**Text block**:
◇ ◇ ◇ ◇ ◇
My Super-Sheroes: Part 1

Dora Tooks-Burton (c.1880-1982)

My super-shero was Grandma Dora, my Maternal Grandmother. She lived in Wadley, Georgia on a small farm where she raised chickens, pigs and at one point she had a cow. She had 8 children and raised 5 from my grandfather, Homer Burton’s first marriage. When her kids were growing up, she took in wash and sold eggs, so she could buy land, so that “her boys could hunt and fish on their own property without the white man bothering them.” The rest she leased out to cotton, corn, and soybean farmers. She had pecan and pomegranate trees on her land and would occasionally send us a suitcase full of pecans. No letter or note, just pecans, in the shells.

Grandma Dora Had a Farm

Grandma Dora also had a small garden and practiced topiary art, by trimming the bushes in her front yard and planting flowers in the middle of them to look like baskets of flowers. She also knew traditional healing methods.  Once we went to visit her in the summer and she had been bitten by one of her pigs. Alarmed, my mother asked her if she’d been to the doctor. She said she’d never been to a doctor. She treated herself by pouring kerosene on the wound, and wrapping it in spider webs. Mama made her go to the doctor and get a tetanus shot anyway.  It was the dog days of summer, and she was afraid of infection. I went to town with her to the doctor. I heard her yelp when he stuck her. Boy was she mad!  But only for a little while.  She bought me a glass piggy bank to commemorate the occasion. The pig who bit her was somebody’s barbeque the next day.
◇ ◇ ◇ ◇ ◇
**Data provided**:

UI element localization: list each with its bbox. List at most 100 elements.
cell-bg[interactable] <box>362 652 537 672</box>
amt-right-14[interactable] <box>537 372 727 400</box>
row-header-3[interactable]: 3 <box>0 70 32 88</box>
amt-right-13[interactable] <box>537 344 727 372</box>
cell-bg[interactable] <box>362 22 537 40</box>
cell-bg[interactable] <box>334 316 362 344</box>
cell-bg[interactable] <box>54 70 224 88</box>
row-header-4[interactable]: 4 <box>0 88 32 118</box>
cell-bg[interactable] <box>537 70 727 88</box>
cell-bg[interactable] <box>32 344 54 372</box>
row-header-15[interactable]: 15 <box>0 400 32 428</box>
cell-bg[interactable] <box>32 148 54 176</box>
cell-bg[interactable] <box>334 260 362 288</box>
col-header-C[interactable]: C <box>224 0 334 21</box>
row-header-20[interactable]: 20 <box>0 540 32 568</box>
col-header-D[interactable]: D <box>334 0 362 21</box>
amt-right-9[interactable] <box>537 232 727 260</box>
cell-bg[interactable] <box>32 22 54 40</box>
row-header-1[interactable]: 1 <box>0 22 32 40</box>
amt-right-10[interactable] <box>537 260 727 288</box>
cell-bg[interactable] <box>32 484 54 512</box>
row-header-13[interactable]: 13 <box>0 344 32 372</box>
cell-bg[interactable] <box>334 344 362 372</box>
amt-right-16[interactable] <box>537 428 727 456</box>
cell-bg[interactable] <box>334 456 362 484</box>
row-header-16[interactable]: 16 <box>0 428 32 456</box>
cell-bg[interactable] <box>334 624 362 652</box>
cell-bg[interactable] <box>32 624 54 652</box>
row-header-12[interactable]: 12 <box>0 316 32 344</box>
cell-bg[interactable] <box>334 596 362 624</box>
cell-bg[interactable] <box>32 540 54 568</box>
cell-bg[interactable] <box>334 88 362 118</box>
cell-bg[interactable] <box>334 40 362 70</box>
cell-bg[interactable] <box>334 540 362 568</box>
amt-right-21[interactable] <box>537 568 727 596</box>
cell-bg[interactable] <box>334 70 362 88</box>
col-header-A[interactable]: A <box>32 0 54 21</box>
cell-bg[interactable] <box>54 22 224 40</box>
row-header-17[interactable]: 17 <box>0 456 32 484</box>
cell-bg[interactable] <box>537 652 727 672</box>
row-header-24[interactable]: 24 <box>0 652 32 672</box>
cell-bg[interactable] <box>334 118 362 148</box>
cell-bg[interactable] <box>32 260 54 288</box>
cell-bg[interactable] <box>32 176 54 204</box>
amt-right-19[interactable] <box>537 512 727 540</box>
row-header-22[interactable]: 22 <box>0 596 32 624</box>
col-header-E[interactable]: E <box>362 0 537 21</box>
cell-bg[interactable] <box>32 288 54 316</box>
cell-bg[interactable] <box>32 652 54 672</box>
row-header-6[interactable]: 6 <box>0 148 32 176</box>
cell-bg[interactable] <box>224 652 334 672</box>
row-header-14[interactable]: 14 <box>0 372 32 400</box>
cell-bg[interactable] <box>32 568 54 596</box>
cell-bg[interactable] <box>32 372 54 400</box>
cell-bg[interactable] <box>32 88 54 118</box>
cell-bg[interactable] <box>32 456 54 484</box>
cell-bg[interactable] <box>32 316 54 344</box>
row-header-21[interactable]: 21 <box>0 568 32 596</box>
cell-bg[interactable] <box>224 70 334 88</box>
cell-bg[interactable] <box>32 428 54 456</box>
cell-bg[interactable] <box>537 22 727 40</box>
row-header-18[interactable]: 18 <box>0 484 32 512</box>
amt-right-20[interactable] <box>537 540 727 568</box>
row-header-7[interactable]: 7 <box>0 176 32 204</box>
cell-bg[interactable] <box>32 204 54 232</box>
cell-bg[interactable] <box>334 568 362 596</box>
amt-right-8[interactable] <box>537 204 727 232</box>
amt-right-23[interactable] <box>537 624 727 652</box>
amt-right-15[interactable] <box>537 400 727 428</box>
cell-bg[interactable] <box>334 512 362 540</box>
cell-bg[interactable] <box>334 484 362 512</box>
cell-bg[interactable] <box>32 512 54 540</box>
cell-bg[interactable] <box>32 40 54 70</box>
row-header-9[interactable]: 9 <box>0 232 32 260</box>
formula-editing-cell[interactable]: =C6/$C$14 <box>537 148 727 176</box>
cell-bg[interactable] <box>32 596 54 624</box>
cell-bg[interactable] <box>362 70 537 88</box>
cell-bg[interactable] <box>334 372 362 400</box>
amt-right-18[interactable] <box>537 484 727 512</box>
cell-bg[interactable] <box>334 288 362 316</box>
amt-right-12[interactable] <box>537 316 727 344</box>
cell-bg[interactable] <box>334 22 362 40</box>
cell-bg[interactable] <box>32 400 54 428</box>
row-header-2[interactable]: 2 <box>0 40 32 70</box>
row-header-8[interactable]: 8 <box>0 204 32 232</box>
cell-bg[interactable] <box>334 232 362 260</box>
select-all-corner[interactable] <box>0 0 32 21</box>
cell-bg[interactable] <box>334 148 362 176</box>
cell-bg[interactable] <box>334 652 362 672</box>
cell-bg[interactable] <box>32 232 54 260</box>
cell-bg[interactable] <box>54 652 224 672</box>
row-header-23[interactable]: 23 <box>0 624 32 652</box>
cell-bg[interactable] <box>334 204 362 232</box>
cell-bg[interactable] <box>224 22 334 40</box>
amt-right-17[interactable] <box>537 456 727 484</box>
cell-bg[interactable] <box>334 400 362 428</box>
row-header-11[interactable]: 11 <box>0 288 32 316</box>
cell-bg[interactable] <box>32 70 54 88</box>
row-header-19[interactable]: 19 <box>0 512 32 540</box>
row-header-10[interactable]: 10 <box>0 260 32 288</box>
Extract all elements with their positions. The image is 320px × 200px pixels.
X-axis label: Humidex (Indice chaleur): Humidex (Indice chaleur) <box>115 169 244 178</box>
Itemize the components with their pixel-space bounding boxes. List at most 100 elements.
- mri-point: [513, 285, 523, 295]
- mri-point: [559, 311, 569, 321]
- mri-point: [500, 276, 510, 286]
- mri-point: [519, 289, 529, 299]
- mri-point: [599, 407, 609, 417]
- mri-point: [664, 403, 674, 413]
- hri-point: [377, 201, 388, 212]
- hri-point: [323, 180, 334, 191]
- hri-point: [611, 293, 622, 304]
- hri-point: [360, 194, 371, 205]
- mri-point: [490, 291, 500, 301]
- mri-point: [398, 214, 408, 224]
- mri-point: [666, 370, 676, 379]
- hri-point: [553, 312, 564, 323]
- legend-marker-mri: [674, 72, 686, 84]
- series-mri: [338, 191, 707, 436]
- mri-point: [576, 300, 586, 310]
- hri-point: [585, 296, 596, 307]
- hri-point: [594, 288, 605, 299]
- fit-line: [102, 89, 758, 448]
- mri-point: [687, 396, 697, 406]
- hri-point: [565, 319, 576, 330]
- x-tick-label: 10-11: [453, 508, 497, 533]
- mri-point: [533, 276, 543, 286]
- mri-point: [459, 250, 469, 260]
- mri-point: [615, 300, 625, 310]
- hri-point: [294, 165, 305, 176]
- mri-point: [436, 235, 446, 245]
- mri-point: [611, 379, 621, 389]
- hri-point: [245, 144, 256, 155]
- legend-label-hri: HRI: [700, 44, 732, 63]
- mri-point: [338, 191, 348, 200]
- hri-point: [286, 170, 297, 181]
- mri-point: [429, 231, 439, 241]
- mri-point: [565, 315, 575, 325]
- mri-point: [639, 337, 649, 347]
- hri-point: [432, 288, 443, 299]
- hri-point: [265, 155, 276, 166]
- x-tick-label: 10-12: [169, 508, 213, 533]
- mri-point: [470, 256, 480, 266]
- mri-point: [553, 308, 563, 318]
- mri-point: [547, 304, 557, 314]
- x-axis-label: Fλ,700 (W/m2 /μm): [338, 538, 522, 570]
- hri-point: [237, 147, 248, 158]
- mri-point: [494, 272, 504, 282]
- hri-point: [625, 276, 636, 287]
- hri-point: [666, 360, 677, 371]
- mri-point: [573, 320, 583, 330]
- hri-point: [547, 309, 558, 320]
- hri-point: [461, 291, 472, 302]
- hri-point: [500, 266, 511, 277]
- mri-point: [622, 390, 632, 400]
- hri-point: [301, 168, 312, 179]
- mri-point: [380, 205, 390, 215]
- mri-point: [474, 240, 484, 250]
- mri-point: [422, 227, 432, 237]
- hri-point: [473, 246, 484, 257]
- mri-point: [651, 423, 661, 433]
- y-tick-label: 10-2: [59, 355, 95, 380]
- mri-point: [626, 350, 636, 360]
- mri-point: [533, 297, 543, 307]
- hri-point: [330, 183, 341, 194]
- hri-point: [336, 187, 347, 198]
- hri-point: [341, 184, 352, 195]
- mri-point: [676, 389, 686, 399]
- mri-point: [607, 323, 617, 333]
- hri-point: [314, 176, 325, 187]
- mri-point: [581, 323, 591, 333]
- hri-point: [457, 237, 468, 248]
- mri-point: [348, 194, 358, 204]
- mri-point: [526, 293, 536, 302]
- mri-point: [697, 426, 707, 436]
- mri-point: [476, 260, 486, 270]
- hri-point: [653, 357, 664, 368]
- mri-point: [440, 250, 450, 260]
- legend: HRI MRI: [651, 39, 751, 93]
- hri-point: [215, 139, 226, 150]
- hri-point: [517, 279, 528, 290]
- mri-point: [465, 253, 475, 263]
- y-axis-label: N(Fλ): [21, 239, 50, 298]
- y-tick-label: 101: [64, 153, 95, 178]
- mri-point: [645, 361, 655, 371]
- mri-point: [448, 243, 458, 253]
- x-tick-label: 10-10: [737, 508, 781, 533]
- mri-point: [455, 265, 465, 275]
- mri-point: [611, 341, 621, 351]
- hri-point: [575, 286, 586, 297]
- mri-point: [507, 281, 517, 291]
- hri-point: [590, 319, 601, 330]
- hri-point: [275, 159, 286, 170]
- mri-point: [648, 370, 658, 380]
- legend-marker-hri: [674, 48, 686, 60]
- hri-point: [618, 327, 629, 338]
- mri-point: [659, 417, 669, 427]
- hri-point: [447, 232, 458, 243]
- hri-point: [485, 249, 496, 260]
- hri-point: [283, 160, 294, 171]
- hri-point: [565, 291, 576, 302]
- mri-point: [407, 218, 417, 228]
◇ ◇ ◇ ◇ ◇
**Problem A**: In the account of Grandma Dora, how did she treat the wound after one of her pigs bit her?
**Problem B**: Please continue the account of Grandma Dora from where it stops.

**Response box A**: She poured kerosene on the wound and wrapped it in spider webs.

**Response box B**:
Grandma Dora Practiced Natural Healing

Funny, I later learned that kerosene can be used as a cleaning agent and spider webs have antifungal and antiseptic properties and have been used on injuries for millennia. She loved the Lord, fiercely, and had a great sense of humor. She also sewed and the beds in her home had her colorful quilted counterpanes on them.

Married When, “She Was a Bird”

Grandma Dora had married my grandfather when she was relatively young, when she “was a bird,” as she said, so her formal education was limited. In spite of this, she had a sweet, creative, and had an entrepreneurial spirit. Her advice was always simple: “keep on praying to the Lord, baby; always listen to your mama and daddy, but above all else, be particular.” 

Grandma Dora was sweet, creative, and had an entrepreneurial spirit.